[Begin Raw records]

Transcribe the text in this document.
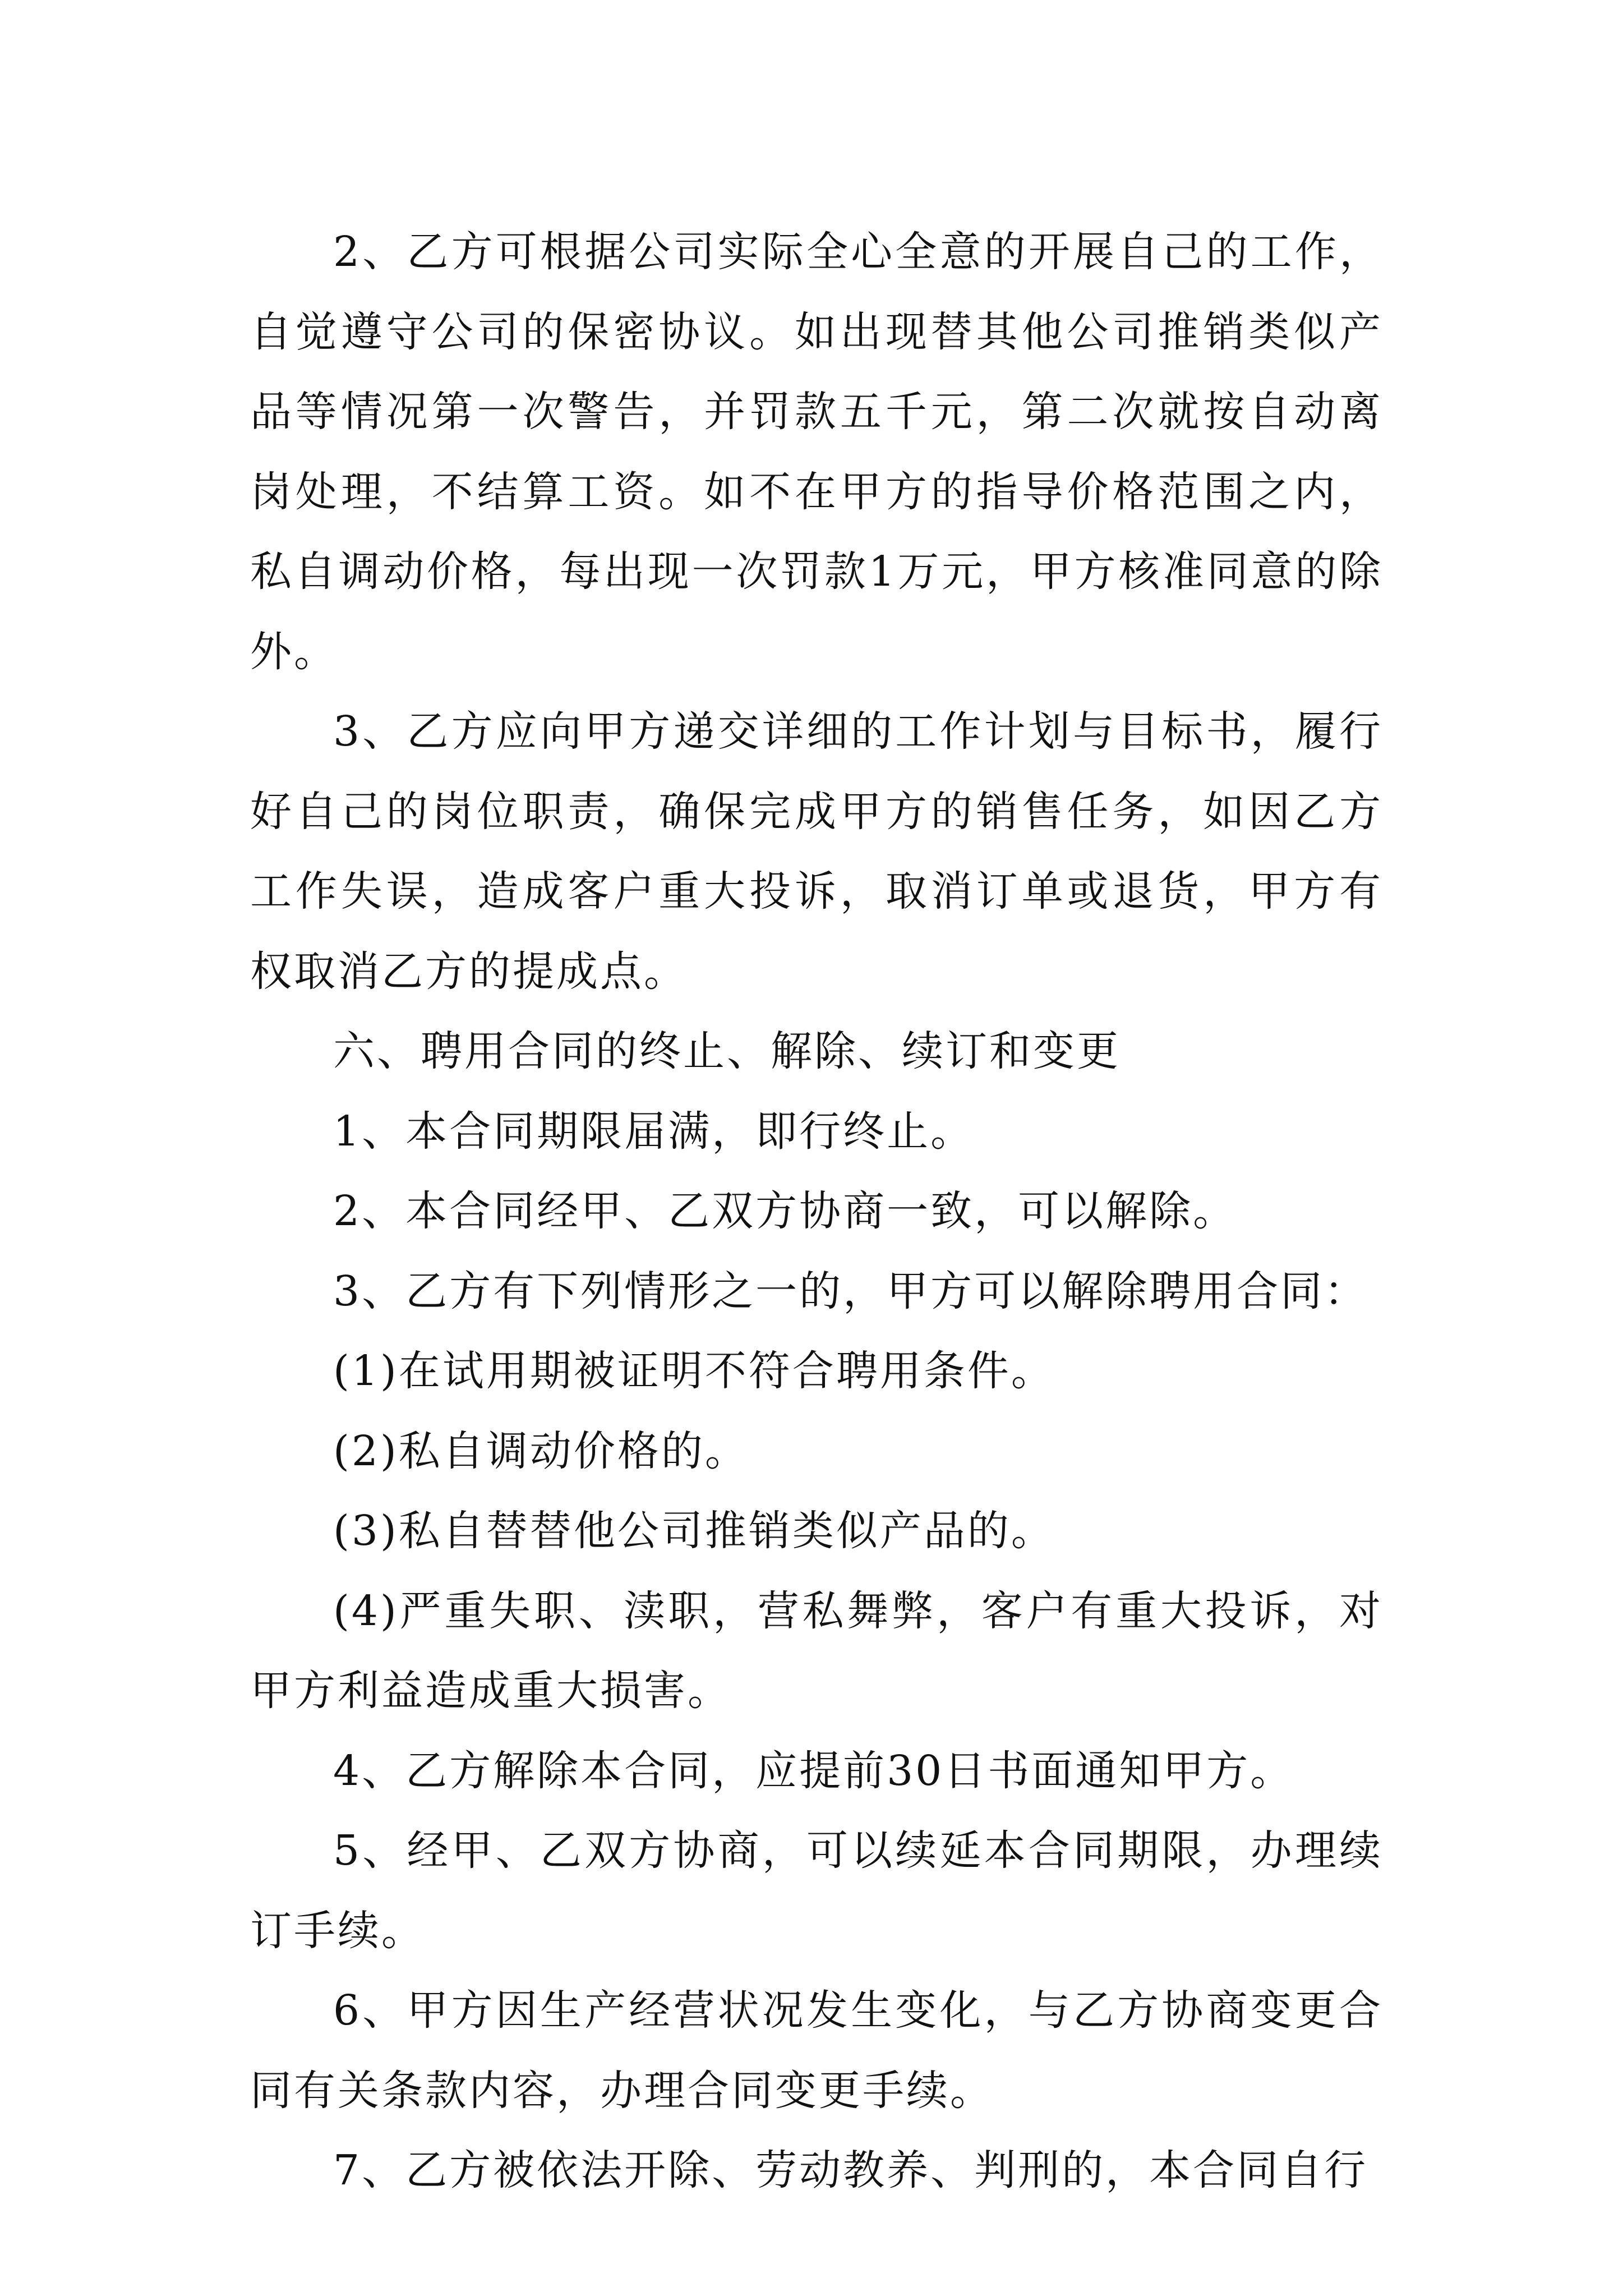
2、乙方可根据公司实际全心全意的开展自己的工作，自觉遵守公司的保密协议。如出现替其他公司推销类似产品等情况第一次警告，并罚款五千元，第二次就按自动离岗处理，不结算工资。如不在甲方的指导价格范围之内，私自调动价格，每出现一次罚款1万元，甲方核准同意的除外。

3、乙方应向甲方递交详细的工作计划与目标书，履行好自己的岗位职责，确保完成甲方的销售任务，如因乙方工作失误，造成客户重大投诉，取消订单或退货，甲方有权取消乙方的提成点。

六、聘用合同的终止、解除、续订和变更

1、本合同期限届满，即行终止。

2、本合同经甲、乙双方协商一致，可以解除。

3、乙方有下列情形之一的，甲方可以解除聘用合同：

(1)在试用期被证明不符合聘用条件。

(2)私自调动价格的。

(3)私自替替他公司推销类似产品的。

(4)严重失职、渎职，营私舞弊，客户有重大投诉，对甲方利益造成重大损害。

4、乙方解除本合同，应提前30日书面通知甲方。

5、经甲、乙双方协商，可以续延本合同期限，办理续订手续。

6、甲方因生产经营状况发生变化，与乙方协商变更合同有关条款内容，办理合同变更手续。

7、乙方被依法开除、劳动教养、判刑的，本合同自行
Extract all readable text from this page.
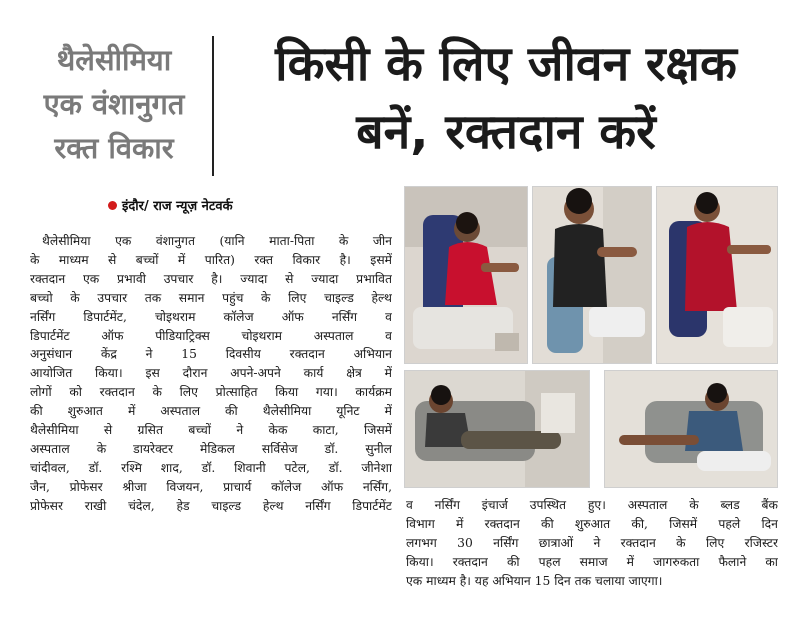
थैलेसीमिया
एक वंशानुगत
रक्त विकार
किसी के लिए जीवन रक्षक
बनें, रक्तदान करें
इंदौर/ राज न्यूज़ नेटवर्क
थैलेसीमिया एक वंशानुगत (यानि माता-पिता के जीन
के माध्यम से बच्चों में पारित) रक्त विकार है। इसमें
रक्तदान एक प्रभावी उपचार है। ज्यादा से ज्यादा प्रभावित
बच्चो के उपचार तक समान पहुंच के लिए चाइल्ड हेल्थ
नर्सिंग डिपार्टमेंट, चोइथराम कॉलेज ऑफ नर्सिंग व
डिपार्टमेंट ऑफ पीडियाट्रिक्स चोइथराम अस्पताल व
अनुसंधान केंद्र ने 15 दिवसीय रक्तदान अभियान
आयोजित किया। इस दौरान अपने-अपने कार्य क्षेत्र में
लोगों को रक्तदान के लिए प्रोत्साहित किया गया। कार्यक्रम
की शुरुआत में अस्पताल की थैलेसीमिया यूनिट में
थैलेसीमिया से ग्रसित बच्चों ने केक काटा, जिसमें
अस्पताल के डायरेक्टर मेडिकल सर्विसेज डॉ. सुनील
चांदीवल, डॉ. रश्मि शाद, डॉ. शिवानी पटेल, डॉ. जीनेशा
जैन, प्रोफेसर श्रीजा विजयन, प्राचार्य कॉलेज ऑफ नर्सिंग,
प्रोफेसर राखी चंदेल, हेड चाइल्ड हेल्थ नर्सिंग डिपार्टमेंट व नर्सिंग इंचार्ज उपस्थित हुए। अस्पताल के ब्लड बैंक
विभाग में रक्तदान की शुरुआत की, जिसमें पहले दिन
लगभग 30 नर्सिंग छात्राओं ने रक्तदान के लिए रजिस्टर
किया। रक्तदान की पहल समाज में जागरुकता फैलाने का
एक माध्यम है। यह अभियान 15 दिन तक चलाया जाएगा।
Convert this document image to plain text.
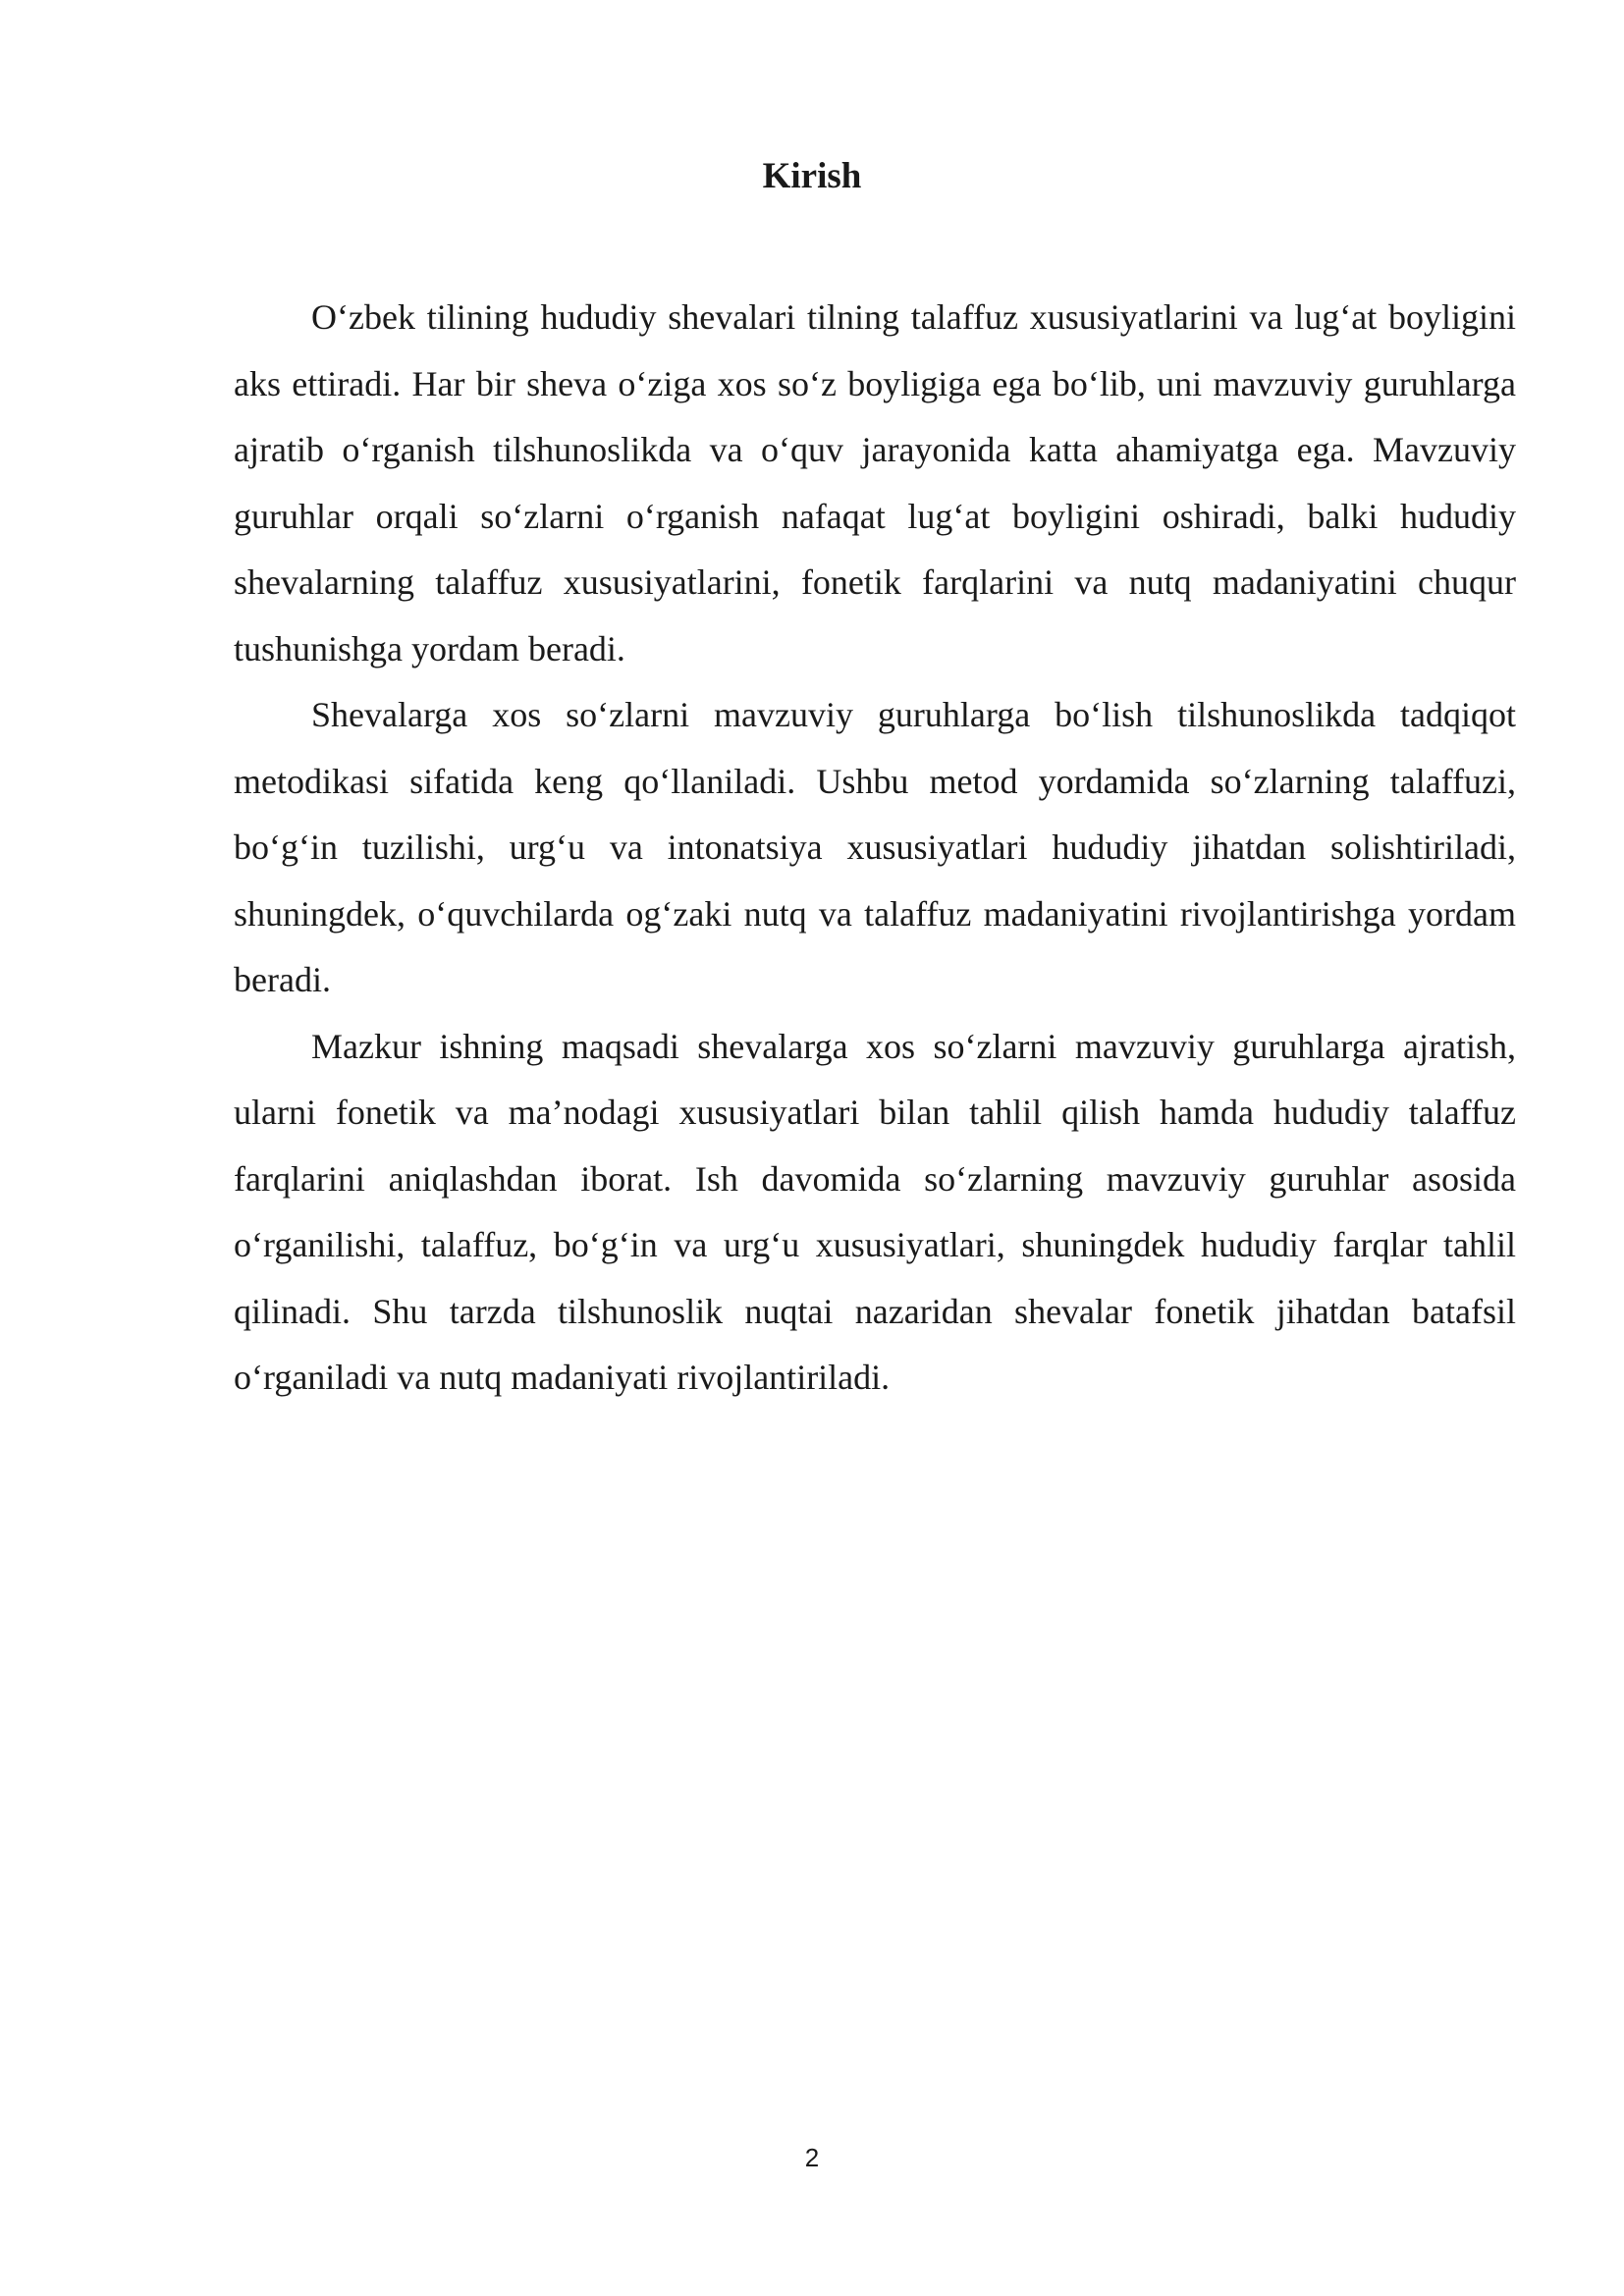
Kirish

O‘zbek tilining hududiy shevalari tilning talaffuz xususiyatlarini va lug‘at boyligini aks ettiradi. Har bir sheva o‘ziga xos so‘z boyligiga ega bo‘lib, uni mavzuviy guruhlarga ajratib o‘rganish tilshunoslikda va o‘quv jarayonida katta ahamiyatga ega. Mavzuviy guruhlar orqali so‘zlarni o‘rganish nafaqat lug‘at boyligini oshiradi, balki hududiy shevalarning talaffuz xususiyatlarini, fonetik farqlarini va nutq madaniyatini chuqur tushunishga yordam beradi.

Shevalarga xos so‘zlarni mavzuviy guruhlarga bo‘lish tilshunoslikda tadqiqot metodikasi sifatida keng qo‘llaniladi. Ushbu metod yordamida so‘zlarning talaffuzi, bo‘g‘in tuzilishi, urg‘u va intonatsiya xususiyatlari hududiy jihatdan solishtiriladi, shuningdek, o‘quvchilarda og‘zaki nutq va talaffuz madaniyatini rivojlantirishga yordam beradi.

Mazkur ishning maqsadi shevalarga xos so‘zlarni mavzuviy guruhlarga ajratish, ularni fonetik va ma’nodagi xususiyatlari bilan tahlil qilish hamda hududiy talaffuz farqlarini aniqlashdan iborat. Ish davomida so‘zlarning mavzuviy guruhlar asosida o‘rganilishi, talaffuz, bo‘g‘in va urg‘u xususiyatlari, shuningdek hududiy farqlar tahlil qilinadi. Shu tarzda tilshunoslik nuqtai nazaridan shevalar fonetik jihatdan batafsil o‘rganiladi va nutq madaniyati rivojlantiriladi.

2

[End Raw records]

• What to do
Pick out every line with the string "fonetik" and copy it.

• Solution for this problem
O‘zbek tilining hududiy shevalari tilning talaffuz xususiyatlarini va lug‘at boyligini aks ettiradi. Har bir sheva o‘ziga xos so‘z boyligiga ega bo‘lib, uni mavzuviy guruhlarga ajratib o‘rganish tilshunoslikda va o‘quv jarayonida katta ahamiyatga ega. Mavzuviy guruhlar orqali so‘zlarni o‘rganish nafaqat lug‘at boyligini oshiradi, balki hududiy shevalarning talaffuz xususiyatlarini, fonetik farqlarini va nutq madaniyatini chuqur tushunishga yordam beradi.
Mazkur ishning maqsadi shevalarga xos so‘zlarni mavzuviy guruhlarga ajratish, ularni fonetik va ma’nodagi xususiyatlari bilan tahlil qilish hamda hududiy talaffuz farqlarini aniqlashdan iborat. Ish davomida so‘zlarning mavzuviy guruhlar asosida o‘rganilishi, talaffuz, bo‘g‘in va urg‘u xususiyatlari, shuningdek hududiy farqlar tahlil qilinadi. Shu tarzda tilshunoslik nuqtai nazaridan shevalar fonetik jihatdan batafsil o‘rganiladi va nutq madaniyati rivojlantiriladi.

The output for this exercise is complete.